--- DIRECTION ---
From the entries below, list each line with "over".

--- RECORDS FOR THE TASK ---
>>

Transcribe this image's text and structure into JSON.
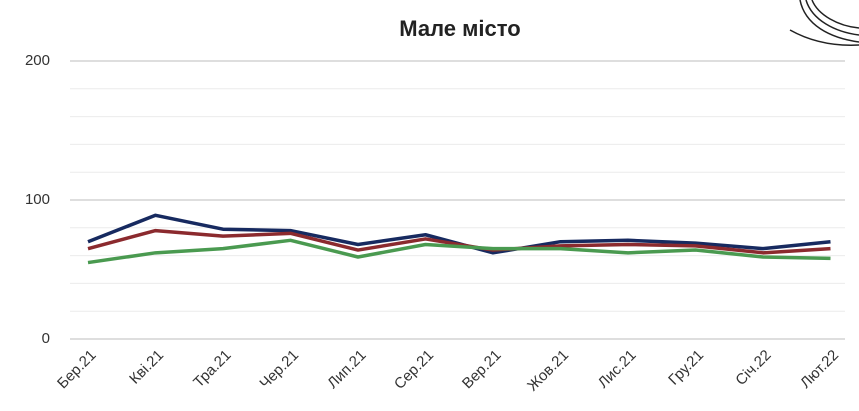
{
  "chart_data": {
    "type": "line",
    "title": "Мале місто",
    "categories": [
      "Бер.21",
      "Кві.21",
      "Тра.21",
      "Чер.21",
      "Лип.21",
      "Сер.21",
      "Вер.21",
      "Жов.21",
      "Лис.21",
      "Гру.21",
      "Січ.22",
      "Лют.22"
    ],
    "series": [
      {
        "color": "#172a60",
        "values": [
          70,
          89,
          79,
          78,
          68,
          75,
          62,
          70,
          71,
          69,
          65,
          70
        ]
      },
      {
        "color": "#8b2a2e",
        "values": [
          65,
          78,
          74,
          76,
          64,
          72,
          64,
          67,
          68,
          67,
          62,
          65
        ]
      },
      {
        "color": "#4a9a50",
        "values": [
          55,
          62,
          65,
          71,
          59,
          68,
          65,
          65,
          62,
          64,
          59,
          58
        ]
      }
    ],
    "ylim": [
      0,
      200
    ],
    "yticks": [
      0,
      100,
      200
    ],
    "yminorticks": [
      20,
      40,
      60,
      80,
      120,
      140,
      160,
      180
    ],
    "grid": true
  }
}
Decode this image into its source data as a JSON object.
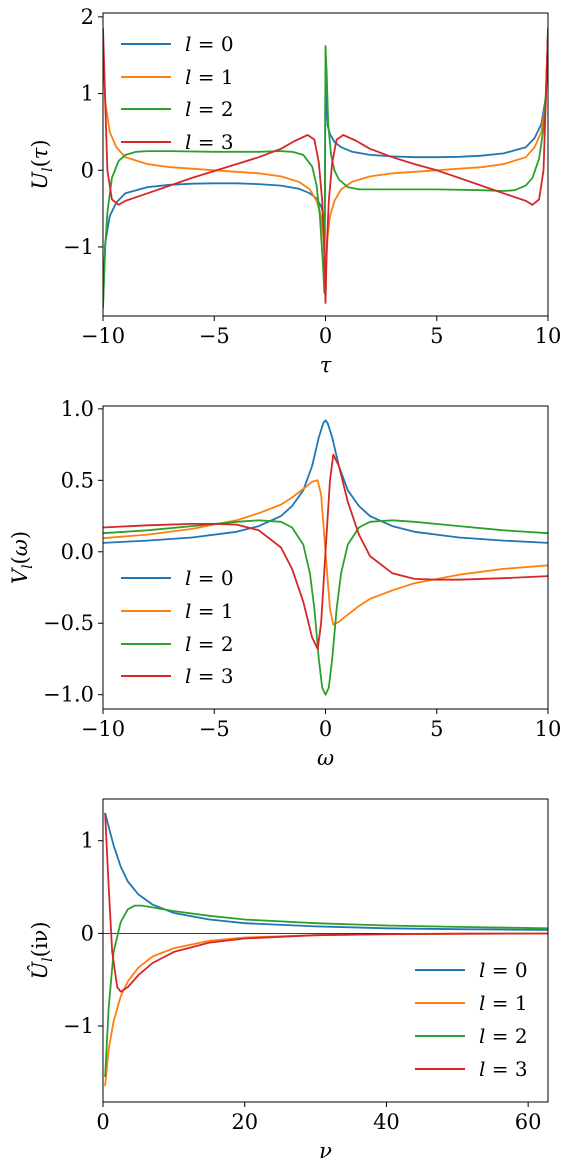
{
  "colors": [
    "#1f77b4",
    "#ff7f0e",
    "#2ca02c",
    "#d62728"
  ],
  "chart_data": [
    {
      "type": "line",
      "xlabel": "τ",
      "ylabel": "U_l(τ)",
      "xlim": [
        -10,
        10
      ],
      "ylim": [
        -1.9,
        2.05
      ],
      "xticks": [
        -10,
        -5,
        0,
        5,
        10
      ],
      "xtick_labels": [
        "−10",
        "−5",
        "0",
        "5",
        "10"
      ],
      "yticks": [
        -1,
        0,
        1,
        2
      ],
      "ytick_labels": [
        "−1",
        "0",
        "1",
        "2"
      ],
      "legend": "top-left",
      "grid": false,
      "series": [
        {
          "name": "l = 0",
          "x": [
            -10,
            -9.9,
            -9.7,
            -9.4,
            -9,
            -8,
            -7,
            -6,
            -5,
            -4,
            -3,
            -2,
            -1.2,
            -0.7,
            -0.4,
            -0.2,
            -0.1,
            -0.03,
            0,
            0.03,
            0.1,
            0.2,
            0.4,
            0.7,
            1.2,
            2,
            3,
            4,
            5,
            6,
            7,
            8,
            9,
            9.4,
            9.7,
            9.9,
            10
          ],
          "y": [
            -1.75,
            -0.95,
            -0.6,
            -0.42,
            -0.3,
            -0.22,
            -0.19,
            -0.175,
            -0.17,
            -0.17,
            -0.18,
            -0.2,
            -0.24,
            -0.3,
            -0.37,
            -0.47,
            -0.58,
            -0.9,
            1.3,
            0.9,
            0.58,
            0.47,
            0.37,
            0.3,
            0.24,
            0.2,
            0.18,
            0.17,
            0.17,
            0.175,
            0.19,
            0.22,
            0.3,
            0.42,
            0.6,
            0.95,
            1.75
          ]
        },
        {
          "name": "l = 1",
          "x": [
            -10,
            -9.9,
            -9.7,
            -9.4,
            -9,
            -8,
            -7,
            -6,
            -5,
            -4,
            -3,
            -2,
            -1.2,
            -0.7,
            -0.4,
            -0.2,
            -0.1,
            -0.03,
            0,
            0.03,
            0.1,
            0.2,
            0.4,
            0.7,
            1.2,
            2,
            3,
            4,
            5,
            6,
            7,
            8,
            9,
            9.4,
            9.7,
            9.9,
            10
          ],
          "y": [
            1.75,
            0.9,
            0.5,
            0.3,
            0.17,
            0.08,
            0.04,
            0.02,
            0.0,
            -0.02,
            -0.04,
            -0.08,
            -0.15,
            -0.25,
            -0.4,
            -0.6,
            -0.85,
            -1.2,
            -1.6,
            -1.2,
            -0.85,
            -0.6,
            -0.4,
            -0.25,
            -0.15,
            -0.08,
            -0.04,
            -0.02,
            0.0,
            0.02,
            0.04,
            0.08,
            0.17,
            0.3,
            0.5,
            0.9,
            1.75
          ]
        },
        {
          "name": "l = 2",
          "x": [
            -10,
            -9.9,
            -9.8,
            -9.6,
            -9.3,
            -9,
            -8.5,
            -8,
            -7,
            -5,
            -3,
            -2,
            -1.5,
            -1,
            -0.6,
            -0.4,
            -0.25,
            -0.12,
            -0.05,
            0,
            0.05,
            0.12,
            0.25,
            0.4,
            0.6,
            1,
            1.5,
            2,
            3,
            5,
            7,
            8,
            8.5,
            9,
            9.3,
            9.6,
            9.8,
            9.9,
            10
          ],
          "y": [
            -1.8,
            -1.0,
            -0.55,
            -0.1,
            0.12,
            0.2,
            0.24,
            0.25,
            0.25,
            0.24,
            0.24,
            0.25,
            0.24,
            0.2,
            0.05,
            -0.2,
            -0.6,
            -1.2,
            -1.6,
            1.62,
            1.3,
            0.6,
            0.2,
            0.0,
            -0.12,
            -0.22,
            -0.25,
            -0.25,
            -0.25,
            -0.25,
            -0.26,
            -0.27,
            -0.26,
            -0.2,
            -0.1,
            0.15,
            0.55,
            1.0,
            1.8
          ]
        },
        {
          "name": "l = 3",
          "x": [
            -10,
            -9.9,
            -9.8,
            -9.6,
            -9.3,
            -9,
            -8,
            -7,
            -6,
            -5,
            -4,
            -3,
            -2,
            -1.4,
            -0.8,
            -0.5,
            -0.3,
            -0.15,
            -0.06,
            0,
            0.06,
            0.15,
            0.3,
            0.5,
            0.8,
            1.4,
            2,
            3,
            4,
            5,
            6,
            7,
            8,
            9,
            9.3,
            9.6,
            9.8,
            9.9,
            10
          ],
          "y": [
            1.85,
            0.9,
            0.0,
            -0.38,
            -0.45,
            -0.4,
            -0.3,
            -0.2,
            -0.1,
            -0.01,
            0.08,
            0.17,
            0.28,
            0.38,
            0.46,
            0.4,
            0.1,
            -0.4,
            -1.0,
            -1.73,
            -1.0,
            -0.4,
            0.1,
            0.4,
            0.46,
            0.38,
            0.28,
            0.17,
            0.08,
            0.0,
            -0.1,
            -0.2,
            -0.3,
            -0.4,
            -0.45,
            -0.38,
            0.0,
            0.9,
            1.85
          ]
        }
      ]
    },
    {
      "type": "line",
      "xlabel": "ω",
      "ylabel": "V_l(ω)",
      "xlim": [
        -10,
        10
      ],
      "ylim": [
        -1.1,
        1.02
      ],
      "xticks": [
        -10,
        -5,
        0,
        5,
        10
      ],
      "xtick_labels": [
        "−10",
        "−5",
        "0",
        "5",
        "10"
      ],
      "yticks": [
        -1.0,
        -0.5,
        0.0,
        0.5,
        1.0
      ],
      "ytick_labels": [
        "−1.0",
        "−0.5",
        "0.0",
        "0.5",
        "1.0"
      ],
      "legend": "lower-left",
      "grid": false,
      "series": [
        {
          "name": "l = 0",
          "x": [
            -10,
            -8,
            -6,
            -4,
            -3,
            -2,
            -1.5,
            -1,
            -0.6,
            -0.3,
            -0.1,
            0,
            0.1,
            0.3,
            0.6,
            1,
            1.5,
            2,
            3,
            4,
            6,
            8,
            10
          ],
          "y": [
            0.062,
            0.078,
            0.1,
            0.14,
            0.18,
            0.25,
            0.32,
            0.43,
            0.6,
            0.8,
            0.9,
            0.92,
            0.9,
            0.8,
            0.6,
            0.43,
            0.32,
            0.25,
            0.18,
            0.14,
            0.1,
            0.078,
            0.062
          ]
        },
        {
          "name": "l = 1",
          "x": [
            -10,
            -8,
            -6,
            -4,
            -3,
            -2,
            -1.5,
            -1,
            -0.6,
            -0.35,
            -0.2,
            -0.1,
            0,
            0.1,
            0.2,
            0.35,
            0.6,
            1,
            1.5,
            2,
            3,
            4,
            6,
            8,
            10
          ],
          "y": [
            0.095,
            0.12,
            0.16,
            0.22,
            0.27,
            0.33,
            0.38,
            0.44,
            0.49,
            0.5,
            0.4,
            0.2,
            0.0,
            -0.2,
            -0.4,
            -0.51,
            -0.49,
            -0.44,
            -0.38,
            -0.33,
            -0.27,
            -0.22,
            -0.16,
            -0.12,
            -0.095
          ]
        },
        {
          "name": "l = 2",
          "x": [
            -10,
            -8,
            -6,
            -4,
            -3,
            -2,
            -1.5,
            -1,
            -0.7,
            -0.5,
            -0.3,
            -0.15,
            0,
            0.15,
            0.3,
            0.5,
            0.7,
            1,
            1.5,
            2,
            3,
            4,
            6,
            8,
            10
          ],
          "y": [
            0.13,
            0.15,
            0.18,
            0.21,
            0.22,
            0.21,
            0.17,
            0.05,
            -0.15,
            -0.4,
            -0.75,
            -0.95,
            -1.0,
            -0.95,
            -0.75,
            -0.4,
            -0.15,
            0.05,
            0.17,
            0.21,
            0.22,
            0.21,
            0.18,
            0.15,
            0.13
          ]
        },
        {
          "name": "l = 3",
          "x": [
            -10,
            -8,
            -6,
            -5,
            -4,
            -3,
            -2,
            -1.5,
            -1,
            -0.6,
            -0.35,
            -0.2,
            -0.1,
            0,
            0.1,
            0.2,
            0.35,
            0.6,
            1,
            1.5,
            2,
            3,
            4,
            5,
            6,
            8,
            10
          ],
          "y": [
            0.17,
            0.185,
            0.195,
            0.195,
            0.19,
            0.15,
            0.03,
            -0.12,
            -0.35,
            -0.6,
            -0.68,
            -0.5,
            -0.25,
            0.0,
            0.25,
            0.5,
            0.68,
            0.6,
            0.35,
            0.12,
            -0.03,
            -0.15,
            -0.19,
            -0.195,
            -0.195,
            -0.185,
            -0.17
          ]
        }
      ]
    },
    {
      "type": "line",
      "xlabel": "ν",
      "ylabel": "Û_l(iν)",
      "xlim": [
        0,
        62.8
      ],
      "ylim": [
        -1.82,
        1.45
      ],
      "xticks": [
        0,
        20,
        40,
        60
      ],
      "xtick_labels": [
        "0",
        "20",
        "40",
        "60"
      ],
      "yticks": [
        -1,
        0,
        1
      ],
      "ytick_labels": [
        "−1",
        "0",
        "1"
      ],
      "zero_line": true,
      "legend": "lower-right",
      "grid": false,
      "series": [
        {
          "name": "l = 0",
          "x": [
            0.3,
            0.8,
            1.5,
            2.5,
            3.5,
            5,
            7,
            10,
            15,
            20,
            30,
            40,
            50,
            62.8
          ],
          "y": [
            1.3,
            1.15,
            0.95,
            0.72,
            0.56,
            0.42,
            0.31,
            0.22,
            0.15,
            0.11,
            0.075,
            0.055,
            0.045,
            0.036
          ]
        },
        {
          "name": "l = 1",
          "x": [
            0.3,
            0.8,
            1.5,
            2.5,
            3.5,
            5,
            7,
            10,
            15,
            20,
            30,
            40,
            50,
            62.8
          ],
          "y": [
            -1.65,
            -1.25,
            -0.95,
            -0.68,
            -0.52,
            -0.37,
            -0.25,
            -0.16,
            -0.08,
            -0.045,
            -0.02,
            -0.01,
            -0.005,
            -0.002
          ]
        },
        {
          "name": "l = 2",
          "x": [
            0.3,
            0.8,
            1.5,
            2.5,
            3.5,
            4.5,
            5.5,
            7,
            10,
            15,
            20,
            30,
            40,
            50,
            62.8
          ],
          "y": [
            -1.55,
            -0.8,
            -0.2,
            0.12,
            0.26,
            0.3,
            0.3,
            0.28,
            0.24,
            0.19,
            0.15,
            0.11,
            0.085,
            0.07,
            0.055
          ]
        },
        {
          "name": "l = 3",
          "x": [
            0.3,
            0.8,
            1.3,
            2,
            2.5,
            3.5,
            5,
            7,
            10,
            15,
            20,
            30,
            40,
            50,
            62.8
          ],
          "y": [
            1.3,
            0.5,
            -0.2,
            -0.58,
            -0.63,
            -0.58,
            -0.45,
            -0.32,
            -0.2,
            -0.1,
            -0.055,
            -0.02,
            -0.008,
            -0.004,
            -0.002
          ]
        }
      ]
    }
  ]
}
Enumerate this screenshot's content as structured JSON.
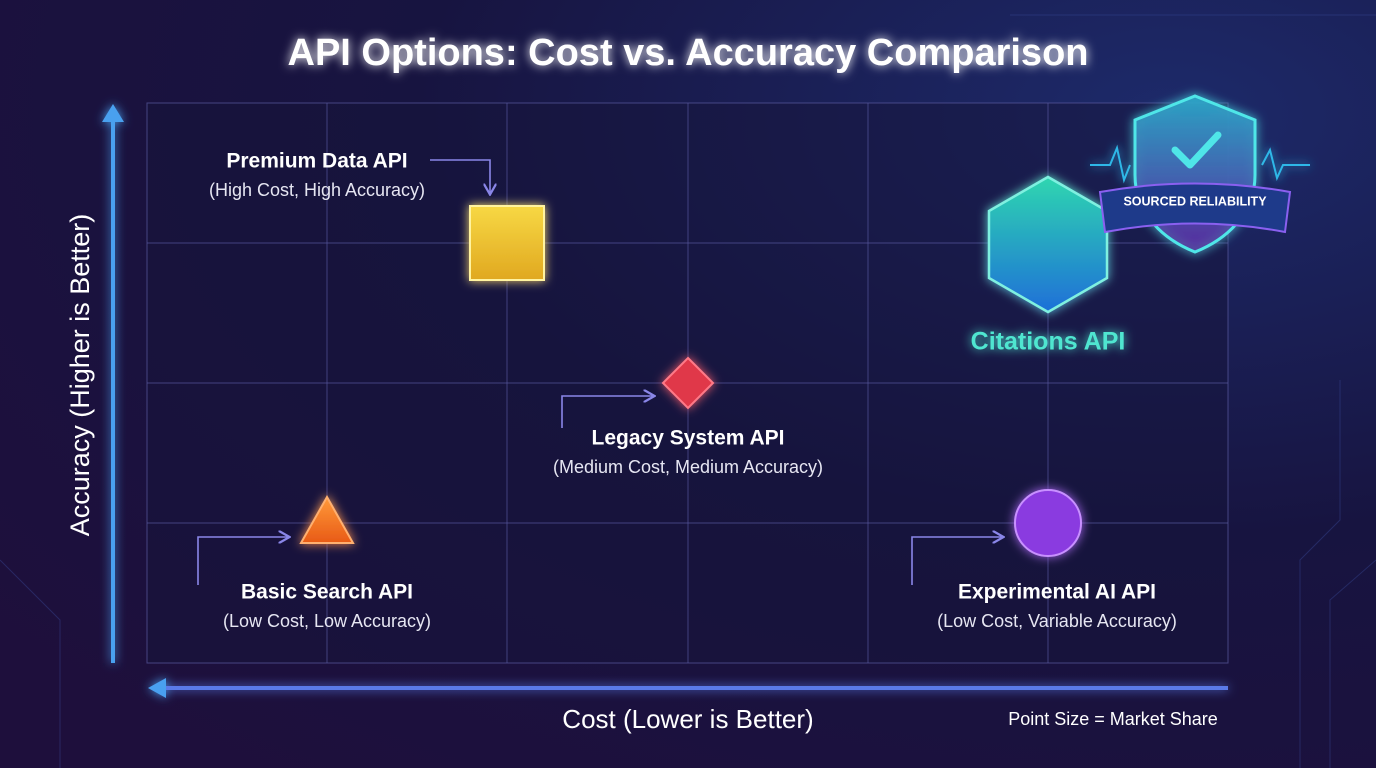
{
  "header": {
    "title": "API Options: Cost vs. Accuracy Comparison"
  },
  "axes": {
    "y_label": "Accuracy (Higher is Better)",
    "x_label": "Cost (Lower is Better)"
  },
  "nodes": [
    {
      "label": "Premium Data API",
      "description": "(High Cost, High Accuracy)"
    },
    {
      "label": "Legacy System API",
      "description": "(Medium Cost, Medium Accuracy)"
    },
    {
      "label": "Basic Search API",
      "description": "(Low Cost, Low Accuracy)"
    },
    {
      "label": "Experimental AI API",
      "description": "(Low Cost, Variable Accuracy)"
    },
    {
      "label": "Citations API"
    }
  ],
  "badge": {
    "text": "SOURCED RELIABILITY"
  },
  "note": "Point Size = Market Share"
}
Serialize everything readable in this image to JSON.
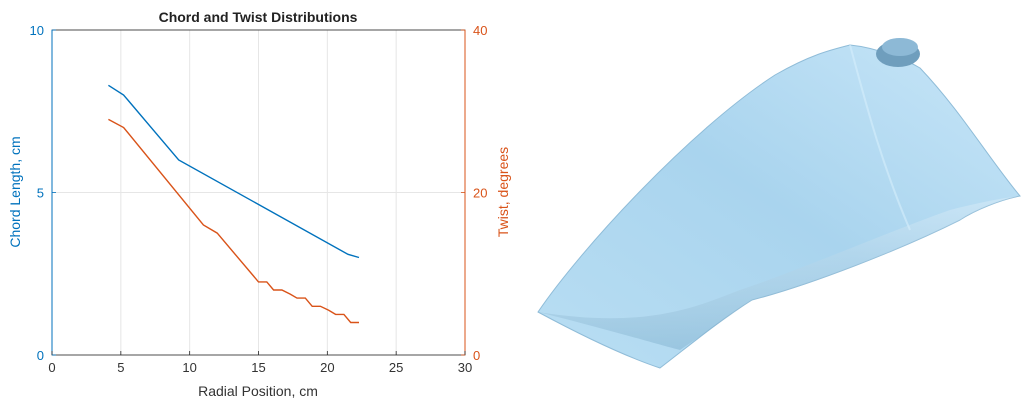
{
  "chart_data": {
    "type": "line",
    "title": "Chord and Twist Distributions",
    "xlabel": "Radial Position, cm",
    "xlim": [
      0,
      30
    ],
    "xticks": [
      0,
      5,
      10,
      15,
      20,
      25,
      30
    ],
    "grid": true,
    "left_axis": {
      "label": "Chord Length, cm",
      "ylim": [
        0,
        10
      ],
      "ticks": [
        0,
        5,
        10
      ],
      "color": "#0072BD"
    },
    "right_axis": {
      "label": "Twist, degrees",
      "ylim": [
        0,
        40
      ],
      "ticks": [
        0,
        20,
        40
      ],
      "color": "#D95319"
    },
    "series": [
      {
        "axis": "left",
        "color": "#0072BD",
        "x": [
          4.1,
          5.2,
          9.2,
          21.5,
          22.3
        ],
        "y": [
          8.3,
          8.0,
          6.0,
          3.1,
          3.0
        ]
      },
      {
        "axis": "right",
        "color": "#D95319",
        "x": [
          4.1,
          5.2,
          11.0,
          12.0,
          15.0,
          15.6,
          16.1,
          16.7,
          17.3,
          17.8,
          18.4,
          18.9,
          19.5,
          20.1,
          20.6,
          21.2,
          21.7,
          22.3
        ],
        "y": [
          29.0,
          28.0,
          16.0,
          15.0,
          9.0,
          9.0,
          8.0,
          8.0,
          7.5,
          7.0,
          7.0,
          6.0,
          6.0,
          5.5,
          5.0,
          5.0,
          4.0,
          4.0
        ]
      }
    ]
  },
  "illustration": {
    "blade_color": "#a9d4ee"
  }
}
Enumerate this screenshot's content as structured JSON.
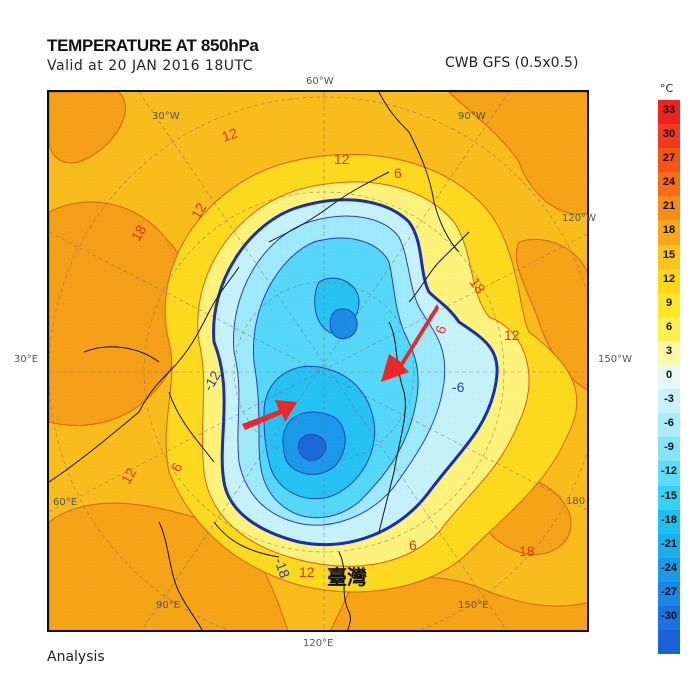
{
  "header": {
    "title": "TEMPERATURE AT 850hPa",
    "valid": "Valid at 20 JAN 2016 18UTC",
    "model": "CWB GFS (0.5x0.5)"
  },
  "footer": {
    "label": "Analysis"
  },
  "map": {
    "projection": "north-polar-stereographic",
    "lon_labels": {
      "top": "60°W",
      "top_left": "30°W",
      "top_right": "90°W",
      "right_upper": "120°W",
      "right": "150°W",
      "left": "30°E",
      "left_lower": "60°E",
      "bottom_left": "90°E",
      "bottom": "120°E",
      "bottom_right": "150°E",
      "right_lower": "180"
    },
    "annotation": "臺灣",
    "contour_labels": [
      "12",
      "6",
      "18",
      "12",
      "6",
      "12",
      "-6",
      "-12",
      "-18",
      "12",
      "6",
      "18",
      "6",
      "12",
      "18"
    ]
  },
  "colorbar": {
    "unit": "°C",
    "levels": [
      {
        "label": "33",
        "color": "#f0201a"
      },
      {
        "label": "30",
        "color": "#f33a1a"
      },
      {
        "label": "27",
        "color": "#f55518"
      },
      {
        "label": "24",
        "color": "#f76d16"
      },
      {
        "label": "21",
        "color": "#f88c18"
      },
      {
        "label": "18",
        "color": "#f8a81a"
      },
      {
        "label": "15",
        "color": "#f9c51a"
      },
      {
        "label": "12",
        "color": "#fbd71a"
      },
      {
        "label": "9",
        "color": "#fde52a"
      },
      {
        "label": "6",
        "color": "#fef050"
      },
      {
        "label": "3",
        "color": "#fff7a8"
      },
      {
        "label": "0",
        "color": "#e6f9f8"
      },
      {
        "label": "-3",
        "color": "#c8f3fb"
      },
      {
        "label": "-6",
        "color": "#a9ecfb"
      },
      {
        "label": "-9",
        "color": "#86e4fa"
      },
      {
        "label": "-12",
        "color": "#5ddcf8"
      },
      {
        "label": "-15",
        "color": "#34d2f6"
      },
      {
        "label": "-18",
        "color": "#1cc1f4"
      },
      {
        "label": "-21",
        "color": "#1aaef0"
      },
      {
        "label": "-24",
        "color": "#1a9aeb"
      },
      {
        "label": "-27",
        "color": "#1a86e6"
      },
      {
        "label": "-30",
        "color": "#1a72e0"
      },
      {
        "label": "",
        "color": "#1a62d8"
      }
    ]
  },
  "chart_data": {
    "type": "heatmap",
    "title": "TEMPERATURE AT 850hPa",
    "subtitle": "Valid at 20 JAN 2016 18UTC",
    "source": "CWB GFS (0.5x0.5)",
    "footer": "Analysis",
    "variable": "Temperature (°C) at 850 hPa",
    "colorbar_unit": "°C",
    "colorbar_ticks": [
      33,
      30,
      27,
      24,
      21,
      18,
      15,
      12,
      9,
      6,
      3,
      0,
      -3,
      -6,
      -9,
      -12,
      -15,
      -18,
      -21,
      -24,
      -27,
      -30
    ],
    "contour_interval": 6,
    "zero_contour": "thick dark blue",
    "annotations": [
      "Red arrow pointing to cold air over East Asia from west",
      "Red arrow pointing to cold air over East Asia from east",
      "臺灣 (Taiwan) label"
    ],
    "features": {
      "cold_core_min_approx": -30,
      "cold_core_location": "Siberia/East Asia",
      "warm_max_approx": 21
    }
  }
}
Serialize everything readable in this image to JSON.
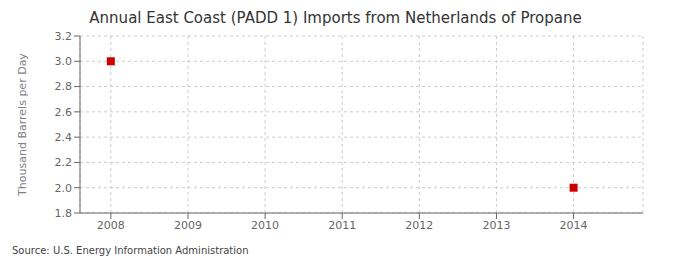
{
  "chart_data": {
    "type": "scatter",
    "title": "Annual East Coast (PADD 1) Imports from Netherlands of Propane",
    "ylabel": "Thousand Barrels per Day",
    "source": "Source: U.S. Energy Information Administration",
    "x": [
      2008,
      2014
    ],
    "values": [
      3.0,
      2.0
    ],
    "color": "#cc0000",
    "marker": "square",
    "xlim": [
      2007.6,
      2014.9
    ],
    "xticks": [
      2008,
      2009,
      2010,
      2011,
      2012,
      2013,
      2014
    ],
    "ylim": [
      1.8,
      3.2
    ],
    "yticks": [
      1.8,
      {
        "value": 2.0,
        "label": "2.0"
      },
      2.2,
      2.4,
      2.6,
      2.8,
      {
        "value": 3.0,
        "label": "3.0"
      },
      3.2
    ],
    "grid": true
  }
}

<<

--- ANSWER TO THE PROBLEM ---
      "Red arrow pointing to cold air over East Asia from west",
      "Red arrow pointing to cold air over East Asia from east",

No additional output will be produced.